→ **Work instructions**:
Every entry must be repeated exactly. Exclude all pictures.

→ **Data lines**:
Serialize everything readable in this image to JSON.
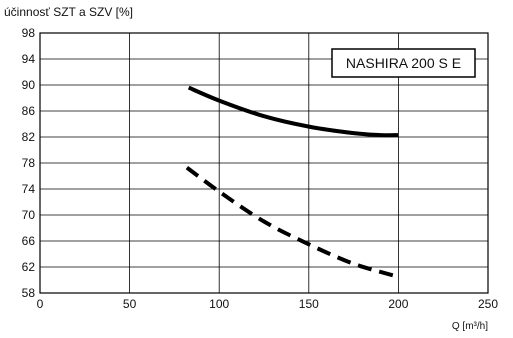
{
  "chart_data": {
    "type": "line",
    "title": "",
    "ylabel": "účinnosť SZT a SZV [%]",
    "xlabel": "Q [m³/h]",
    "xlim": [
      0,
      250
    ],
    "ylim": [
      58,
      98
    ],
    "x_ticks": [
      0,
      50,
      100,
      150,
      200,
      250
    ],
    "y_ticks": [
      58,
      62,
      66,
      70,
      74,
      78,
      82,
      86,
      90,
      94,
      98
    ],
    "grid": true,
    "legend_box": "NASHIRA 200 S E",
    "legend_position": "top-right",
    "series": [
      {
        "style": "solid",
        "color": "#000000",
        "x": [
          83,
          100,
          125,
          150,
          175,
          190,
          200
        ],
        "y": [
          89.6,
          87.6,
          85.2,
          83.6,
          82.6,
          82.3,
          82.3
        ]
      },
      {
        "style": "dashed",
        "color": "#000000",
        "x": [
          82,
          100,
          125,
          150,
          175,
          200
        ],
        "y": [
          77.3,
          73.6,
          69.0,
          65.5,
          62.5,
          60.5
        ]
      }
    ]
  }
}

→ **Answer in full**:
Serialize everything readable in this image to JSON.
{
  "chart_data": {
    "type": "line",
    "title": "",
    "ylabel": "účinnosť SZT a SZV [%]",
    "xlabel": "Q [m³/h]",
    "xlim": [
      0,
      250
    ],
    "ylim": [
      58,
      98
    ],
    "x_ticks": [
      0,
      50,
      100,
      150,
      200,
      250
    ],
    "y_ticks": [
      58,
      62,
      66,
      70,
      74,
      78,
      82,
      86,
      90,
      94,
      98
    ],
    "grid": true,
    "legend_box": "NASHIRA 200 S E",
    "legend_position": "top-right",
    "series": [
      {
        "style": "solid",
        "color": "#000000",
        "x": [
          83,
          100,
          125,
          150,
          175,
          190,
          200
        ],
        "y": [
          89.6,
          87.6,
          85.2,
          83.6,
          82.6,
          82.3,
          82.3
        ]
      },
      {
        "style": "dashed",
        "color": "#000000",
        "x": [
          82,
          100,
          125,
          150,
          175,
          200
        ],
        "y": [
          77.3,
          73.6,
          69.0,
          65.5,
          62.5,
          60.5
        ]
      }
    ]
  }
}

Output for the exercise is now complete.